** Start of Data to process **
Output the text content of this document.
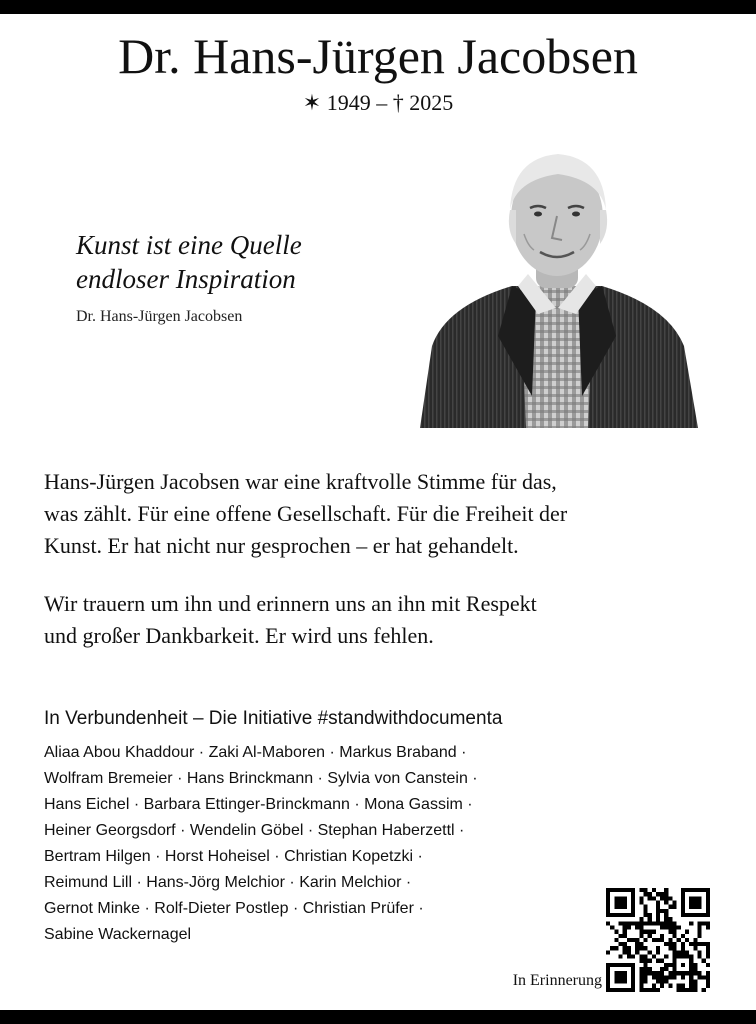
Dr. Hans-Jürgen Jacobsen
✶ 1949 – † 2025
Kunst ist eine Quelle
endloser Inspiration
Dr. Hans-Jürgen Jacobsen
Hans-Jürgen Jacobsen war eine kraftvolle Stimme für das,
was zählt. Für eine offene Gesellschaft. Für die Freiheit der
Kunst. Er hat nicht nur gesprochen – er hat gehandelt.
Wir trauern um ihn und erinnern uns an ihn mit Respekt
und großer Dankbarkeit. Er wird uns fehlen.
In Verbundenheit – Die Initiative #standwithdocumenta
Aliaa Abou Khaddour · Zaki Al-Maboren · Markus Braband ·
Wolfram Bremeier · Hans Brinckmann · Sylvia von Canstein ·
Hans Eichel · Barbara Ettinger-Brinckmann · Mona Gassim ·
Heiner Georgsdorf · Wendelin Göbel · Stephan Haberzettl ·
Bertram Hilgen · Horst Hoheisel · Christian Kopetzki ·
Reimund Lill · Hans-Jörg Melchior · Karin Melchior ·
Gernot Minke · Rolf-Dieter Postlep · Christian Prüfer ·
Sabine Wackernagel
In Erinnerung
** End of Data to process **
#### Aim
Exclude the images, then output the data above word for word.

#### Reply
Output the text content of this document.
Dr. Hans-Jürgen Jacobsen
✶ 1949 – † 2025
Kunst ist eine Quelle
endloser Inspiration
Dr. Hans-Jürgen Jacobsen
Hans-Jürgen Jacobsen war eine kraftvolle Stimme für das,
was zählt. Für eine offene Gesellschaft. Für die Freiheit der
Kunst. Er hat nicht nur gesprochen – er hat gehandelt.
Wir trauern um ihn und erinnern uns an ihn mit Respekt
und großer Dankbarkeit. Er wird uns fehlen.
In Verbundenheit – Die Initiative #standwithdocumenta
Aliaa Abou Khaddour · Zaki Al-Maboren · Markus Braband ·
Wolfram Bremeier · Hans Brinckmann · Sylvia von Canstein ·
Hans Eichel · Barbara Ettinger-Brinckmann · Mona Gassim ·
Heiner Georgsdorf · Wendelin Göbel · Stephan Haberzettl ·
Bertram Hilgen · Horst Hoheisel · Christian Kopetzki ·
Reimund Lill · Hans-Jörg Melchior · Karin Melchior ·
Gernot Minke · Rolf-Dieter Postlep · Christian Prüfer ·
Sabine Wackernagel
In Erinnerung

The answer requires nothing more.